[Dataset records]
-- -- --

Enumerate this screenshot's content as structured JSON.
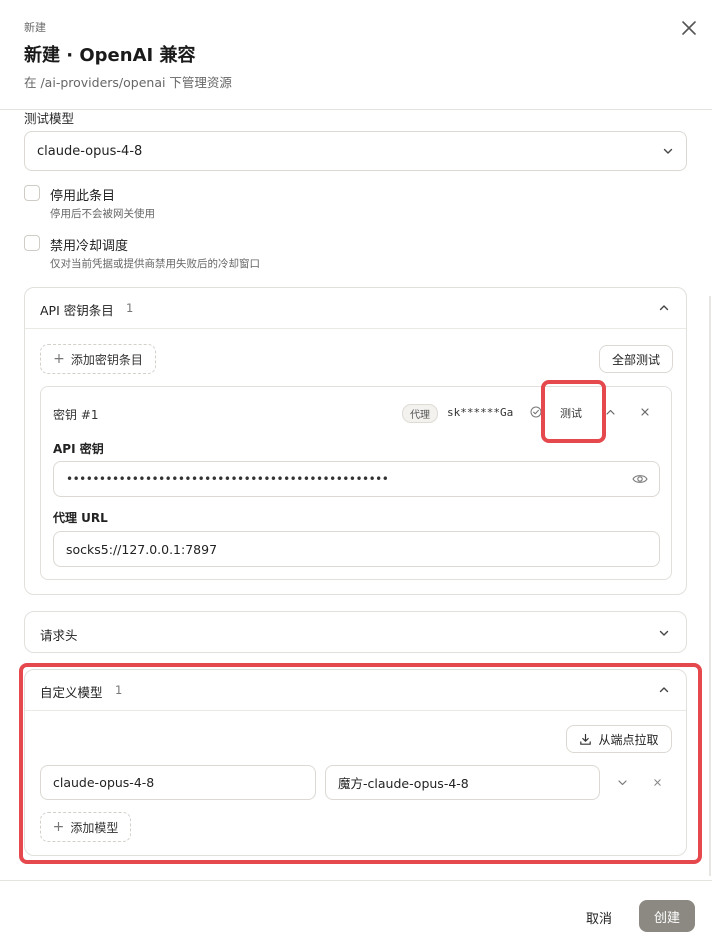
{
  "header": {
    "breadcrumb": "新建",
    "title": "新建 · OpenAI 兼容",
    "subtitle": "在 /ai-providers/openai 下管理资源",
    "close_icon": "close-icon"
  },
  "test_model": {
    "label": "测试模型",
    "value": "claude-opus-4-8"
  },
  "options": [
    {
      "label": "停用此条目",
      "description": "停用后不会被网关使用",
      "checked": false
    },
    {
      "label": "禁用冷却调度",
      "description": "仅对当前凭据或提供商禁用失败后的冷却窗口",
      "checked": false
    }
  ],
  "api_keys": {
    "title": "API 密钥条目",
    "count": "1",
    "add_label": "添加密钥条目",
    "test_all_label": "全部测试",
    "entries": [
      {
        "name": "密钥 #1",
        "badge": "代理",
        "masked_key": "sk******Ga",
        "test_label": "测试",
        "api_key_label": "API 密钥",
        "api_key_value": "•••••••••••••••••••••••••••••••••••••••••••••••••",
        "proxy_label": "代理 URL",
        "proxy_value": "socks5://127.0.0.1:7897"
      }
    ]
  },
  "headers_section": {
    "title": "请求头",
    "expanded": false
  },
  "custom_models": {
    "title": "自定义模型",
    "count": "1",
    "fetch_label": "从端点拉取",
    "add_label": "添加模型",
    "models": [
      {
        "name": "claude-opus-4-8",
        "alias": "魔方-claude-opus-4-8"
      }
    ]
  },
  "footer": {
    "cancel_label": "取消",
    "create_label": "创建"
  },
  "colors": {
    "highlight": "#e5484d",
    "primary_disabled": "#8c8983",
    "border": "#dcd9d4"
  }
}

-- -- --

Quote each line of the listing exactly, but leave the pictures out.

**SOLVED EXERCISE**
Enumerate this screenshot's content as structured JSON.
{
  "header": {
    "breadcrumb": "新建",
    "title": "新建 · OpenAI 兼容",
    "subtitle": "在 /ai-providers/openai 下管理资源",
    "close_icon": "close-icon"
  },
  "test_model": {
    "label": "测试模型",
    "value": "claude-opus-4-8"
  },
  "options": [
    {
      "label": "停用此条目",
      "description": "停用后不会被网关使用",
      "checked": false
    },
    {
      "label": "禁用冷却调度",
      "description": "仅对当前凭据或提供商禁用失败后的冷却窗口",
      "checked": false
    }
  ],
  "api_keys": {
    "title": "API 密钥条目",
    "count": "1",
    "add_label": "添加密钥条目",
    "test_all_label": "全部测试",
    "entries": [
      {
        "name": "密钥 #1",
        "badge": "代理",
        "masked_key": "sk******Ga",
        "test_label": "测试",
        "api_key_label": "API 密钥",
        "api_key_value": "•••••••••••••••••••••••••••••••••••••••••••••••••",
        "proxy_label": "代理 URL",
        "proxy_value": "socks5://127.0.0.1:7897"
      }
    ]
  },
  "headers_section": {
    "title": "请求头",
    "expanded": false
  },
  "custom_models": {
    "title": "自定义模型",
    "count": "1",
    "fetch_label": "从端点拉取",
    "add_label": "添加模型",
    "models": [
      {
        "name": "claude-opus-4-8",
        "alias": "魔方-claude-opus-4-8"
      }
    ]
  },
  "footer": {
    "cancel_label": "取消",
    "create_label": "创建"
  },
  "colors": {
    "highlight": "#e5484d",
    "primary_disabled": "#8c8983",
    "border": "#dcd9d4"
  }
}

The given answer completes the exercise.